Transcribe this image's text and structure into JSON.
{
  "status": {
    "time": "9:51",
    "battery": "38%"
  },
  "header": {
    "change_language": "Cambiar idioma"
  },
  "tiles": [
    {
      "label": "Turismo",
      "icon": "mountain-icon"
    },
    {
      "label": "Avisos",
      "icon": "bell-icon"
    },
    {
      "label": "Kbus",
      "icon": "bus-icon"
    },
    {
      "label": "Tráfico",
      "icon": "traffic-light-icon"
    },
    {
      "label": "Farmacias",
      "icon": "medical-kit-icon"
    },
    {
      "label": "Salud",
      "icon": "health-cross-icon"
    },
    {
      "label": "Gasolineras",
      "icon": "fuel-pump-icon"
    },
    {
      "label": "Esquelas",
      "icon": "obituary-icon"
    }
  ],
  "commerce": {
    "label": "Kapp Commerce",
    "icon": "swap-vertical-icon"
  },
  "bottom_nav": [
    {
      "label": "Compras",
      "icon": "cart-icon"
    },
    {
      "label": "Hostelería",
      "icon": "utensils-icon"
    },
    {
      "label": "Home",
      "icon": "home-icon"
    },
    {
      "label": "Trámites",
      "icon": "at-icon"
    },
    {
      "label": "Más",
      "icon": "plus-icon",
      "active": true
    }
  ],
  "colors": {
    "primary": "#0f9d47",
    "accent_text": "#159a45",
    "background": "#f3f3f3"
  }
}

-----

What is required >> Retype the listing. Match it exactly.

Response to the task >>
Transcribe this image's text and structure into JSON.
{
  "status": {
    "time": "9:51",
    "battery": "38%"
  },
  "header": {
    "change_language": "Cambiar idioma"
  },
  "tiles": [
    {
      "label": "Turismo",
      "icon": "mountain-icon"
    },
    {
      "label": "Avisos",
      "icon": "bell-icon"
    },
    {
      "label": "Kbus",
      "icon": "bus-icon"
    },
    {
      "label": "Tráfico",
      "icon": "traffic-light-icon"
    },
    {
      "label": "Farmacias",
      "icon": "medical-kit-icon"
    },
    {
      "label": "Salud",
      "icon": "health-cross-icon"
    },
    {
      "label": "Gasolineras",
      "icon": "fuel-pump-icon"
    },
    {
      "label": "Esquelas",
      "icon": "obituary-icon"
    }
  ],
  "commerce": {
    "label": "Kapp Commerce",
    "icon": "swap-vertical-icon"
  },
  "bottom_nav": [
    {
      "label": "Compras",
      "icon": "cart-icon"
    },
    {
      "label": "Hostelería",
      "icon": "utensils-icon"
    },
    {
      "label": "Home",
      "icon": "home-icon"
    },
    {
      "label": "Trámites",
      "icon": "at-icon"
    },
    {
      "label": "Más",
      "icon": "plus-icon",
      "active": true
    }
  ],
  "colors": {
    "primary": "#0f9d47",
    "accent_text": "#159a45",
    "background": "#f3f3f3"
  }
}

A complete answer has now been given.